→ **Request**
Note each line where "하나님은" appears, and copy it.

→ **Records supplied**
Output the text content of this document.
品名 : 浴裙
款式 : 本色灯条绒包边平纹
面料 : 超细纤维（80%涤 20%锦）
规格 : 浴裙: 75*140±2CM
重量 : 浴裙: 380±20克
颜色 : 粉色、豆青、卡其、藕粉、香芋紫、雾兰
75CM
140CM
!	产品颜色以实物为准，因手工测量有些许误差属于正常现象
---
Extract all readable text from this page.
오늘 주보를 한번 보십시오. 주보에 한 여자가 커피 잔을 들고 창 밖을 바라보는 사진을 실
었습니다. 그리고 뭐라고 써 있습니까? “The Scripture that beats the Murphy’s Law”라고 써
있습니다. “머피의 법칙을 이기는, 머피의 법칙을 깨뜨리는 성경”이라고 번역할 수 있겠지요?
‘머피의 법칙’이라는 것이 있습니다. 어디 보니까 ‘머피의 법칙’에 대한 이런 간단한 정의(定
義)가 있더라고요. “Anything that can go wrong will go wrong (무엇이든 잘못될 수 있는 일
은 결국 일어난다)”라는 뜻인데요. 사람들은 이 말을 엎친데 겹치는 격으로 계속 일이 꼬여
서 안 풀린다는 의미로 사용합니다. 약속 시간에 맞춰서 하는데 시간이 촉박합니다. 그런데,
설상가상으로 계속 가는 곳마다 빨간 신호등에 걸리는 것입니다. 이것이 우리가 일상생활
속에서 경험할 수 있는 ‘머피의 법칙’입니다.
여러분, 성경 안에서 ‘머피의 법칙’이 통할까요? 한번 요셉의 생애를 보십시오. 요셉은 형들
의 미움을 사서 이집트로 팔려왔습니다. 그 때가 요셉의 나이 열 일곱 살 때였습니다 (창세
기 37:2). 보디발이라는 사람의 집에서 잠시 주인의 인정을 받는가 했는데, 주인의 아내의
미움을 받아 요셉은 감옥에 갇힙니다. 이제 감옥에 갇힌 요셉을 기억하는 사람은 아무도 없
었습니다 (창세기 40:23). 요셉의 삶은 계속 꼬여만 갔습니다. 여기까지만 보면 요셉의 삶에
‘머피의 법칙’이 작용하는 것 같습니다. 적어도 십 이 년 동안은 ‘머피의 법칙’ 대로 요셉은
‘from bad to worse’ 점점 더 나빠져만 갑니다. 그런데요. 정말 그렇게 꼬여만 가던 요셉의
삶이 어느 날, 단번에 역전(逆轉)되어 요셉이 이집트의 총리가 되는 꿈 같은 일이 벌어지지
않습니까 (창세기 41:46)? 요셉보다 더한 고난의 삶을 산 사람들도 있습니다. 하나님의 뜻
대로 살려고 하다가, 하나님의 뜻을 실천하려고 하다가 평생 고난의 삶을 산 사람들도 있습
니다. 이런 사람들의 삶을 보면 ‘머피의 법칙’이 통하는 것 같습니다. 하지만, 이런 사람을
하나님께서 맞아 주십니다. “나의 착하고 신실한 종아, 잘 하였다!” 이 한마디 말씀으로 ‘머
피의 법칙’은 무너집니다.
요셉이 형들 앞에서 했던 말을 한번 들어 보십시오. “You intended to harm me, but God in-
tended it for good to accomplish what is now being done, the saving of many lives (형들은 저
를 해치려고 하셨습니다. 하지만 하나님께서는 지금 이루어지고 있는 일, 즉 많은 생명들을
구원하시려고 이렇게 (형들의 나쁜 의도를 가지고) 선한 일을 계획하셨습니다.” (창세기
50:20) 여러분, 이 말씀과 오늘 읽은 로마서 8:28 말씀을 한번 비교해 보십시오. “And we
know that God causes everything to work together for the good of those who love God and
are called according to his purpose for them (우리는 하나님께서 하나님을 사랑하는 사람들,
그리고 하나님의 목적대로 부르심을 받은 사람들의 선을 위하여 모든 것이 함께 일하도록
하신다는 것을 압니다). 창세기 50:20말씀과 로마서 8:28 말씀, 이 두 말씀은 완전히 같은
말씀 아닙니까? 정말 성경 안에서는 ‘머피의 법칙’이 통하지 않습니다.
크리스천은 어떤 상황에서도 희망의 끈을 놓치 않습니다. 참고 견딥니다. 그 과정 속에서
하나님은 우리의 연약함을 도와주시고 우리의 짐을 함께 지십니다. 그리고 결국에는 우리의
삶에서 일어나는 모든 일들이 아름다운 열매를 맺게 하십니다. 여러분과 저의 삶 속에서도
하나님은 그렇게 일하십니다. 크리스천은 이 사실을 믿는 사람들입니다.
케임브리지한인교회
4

→ **The result**
하나님은 우리의 연약함을 도와주시고 우리의 짐을 함께 지십니다. 그리고 결국에는 우리의
하나님은 그렇게 일하십니다. 크리스천은 이 사실을 믿는 사람들입니다.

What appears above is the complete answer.